[Collection entries]
- - - - - - -
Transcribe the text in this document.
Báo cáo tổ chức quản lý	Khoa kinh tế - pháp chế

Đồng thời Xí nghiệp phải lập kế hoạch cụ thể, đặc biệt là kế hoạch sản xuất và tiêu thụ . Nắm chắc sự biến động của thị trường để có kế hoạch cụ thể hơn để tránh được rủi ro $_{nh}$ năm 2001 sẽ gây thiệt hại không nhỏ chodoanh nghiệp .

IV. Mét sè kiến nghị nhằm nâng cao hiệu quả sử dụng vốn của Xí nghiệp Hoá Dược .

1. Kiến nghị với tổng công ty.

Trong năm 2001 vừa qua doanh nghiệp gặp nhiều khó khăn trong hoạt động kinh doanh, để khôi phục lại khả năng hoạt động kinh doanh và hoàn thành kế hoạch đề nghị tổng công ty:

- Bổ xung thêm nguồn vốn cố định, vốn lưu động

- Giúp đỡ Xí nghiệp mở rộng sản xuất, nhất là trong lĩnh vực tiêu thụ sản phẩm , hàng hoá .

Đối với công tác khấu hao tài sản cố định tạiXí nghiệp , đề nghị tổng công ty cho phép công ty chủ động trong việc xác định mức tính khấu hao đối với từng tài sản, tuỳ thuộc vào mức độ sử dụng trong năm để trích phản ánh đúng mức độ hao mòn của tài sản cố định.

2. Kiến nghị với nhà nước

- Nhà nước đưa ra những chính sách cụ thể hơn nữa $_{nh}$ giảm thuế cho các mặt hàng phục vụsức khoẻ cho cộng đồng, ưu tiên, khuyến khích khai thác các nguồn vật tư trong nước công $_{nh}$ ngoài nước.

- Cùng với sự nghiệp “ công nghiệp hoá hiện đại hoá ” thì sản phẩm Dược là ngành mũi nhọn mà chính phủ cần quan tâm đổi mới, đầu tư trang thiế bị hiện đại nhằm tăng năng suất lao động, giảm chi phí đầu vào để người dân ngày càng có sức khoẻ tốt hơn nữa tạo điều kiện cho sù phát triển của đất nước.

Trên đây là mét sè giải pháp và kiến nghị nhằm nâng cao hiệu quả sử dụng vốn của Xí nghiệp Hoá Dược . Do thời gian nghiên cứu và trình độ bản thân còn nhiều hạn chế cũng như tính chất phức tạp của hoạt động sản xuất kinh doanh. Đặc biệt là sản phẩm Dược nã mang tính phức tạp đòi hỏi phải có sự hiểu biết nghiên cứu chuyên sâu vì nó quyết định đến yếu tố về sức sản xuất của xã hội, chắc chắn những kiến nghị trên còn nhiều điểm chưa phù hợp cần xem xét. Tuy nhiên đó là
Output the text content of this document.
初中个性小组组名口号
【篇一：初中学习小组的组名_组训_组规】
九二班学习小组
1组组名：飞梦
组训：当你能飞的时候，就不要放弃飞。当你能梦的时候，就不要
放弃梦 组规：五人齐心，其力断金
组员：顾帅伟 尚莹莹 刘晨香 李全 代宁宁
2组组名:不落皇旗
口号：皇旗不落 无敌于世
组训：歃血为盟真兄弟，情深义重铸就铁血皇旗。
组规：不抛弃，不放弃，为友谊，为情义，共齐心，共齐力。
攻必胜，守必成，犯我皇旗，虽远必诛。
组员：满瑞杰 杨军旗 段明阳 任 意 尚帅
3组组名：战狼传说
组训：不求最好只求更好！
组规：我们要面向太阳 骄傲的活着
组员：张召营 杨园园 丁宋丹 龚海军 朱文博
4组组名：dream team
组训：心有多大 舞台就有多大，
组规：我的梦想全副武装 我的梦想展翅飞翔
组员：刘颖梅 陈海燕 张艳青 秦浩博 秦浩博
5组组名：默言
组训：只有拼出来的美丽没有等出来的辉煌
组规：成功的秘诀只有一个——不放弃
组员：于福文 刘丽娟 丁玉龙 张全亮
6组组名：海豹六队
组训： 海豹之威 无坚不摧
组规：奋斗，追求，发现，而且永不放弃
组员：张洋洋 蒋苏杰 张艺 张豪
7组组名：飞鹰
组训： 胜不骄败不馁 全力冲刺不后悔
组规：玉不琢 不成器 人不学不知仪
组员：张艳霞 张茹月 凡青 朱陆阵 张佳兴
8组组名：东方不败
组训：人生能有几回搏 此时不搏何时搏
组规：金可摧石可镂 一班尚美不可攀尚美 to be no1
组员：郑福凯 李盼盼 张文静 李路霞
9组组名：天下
- - - - - - -
*WHAT NEEDS TO BE DONE*: Reproduce all of the entries word for word.

*EXERCISE ANSWER*:
Transcribe the text in this document.
Báo cáo tổ chức quản lý	Khoa kinh tế - pháp chế

Đồng thời Xí nghiệp phải lập kế hoạch cụ thể, đặc biệt là kế hoạch sản xuất và tiêu thụ . Nắm chắc sự biến động của thị trường để có kế hoạch cụ thể hơn để tránh được rủi ro $_{nh}$ năm 2001 sẽ gây thiệt hại không nhỏ chodoanh nghiệp .

IV. Mét sè kiến nghị nhằm nâng cao hiệu quả sử dụng vốn của Xí nghiệp Hoá Dược .

1. Kiến nghị với tổng công ty.

Trong năm 2001 vừa qua doanh nghiệp gặp nhiều khó khăn trong hoạt động kinh doanh, để khôi phục lại khả năng hoạt động kinh doanh và hoàn thành kế hoạch đề nghị tổng công ty:

- Bổ xung thêm nguồn vốn cố định, vốn lưu động

- Giúp đỡ Xí nghiệp mở rộng sản xuất, nhất là trong lĩnh vực tiêu thụ sản phẩm , hàng hoá .

Đối với công tác khấu hao tài sản cố định tạiXí nghiệp , đề nghị tổng công ty cho phép công ty chủ động trong việc xác định mức tính khấu hao đối với từng tài sản, tuỳ thuộc vào mức độ sử dụng trong năm để trích phản ánh đúng mức độ hao mòn của tài sản cố định.

2. Kiến nghị với nhà nước

- Nhà nước đưa ra những chính sách cụ thể hơn nữa $_{nh}$ giảm thuế cho các mặt hàng phục vụsức khoẻ cho cộng đồng, ưu tiên, khuyến khích khai thác các nguồn vật tư trong nước công $_{nh}$ ngoài nước.

- Cùng với sự nghiệp “ công nghiệp hoá hiện đại hoá ” thì sản phẩm Dược là ngành mũi nhọn mà chính phủ cần quan tâm đổi mới, đầu tư trang thiế bị hiện đại nhằm tăng năng suất lao động, giảm chi phí đầu vào để người dân ngày càng có sức khoẻ tốt hơn nữa tạo điều kiện cho sù phát triển của đất nước.

Trên đây là mét sè giải pháp và kiến nghị nhằm nâng cao hiệu quả sử dụng vốn của Xí nghiệp Hoá Dược . Do thời gian nghiên cứu và trình độ bản thân còn nhiều hạn chế cũng như tính chất phức tạp của hoạt động sản xuất kinh doanh. Đặc biệt là sản phẩm Dược nã mang tính phức tạp đòi hỏi phải có sự hiểu biết nghiên cứu chuyên sâu vì nó quyết định đến yếu tố về sức sản xuất của xã hội, chắc chắn những kiến nghị trên còn nhiều điểm chưa phù hợp cần xem xét. Tuy nhiên đó là
Output the text content of this document.
初中个性小组组名口号
【篇一：初中学习小组的组名_组训_组规】
九二班学习小组
1组组名：飞梦
组训：当你能飞的时候，就不要放弃飞。当你能梦的时候，就不要
放弃梦 组规：五人齐心，其力断金
组员：顾帅伟 尚莹莹 刘晨香 李全 代宁宁
2组组名:不落皇旗
口号：皇旗不落 无敌于世
组训：歃血为盟真兄弟，情深义重铸就铁血皇旗。
组规：不抛弃，不放弃，为友谊，为情义，共齐心，共齐力。
攻必胜，守必成，犯我皇旗，虽远必诛。
组员：满瑞杰 杨军旗 段明阳 任 意 尚帅
3组组名：战狼传说
组训：不求最好只求更好！
组规：我们要面向太阳 骄傲的活着
组员：张召营 杨园园 丁宋丹 龚海军 朱文博
4组组名：dream team
组训：心有多大 舞台就有多大，
组规：我的梦想全副武装 我的梦想展翅飞翔
组员：刘颖梅 陈海燕 张艳青 秦浩博 秦浩博
5组组名：默言
组训：只有拼出来的美丽没有等出来的辉煌
组规：成功的秘诀只有一个——不放弃
组员：于福文 刘丽娟 丁玉龙 张全亮
6组组名：海豹六队
组训： 海豹之威 无坚不摧
组规：奋斗，追求，发现，而且永不放弃
组员：张洋洋 蒋苏杰 张艺 张豪
7组组名：飞鹰
组训： 胜不骄败不馁 全力冲刺不后悔
组规：玉不琢 不成器 人不学不知仪
组员：张艳霞 张茹月 凡青 朱陆阵 张佳兴
8组组名：东方不败
组训：人生能有几回搏 此时不搏何时搏
组规：金可摧石可镂 一班尚美不可攀尚美 to be no1
组员：郑福凯 李盼盼 张文静 李路霞
9组组名：天下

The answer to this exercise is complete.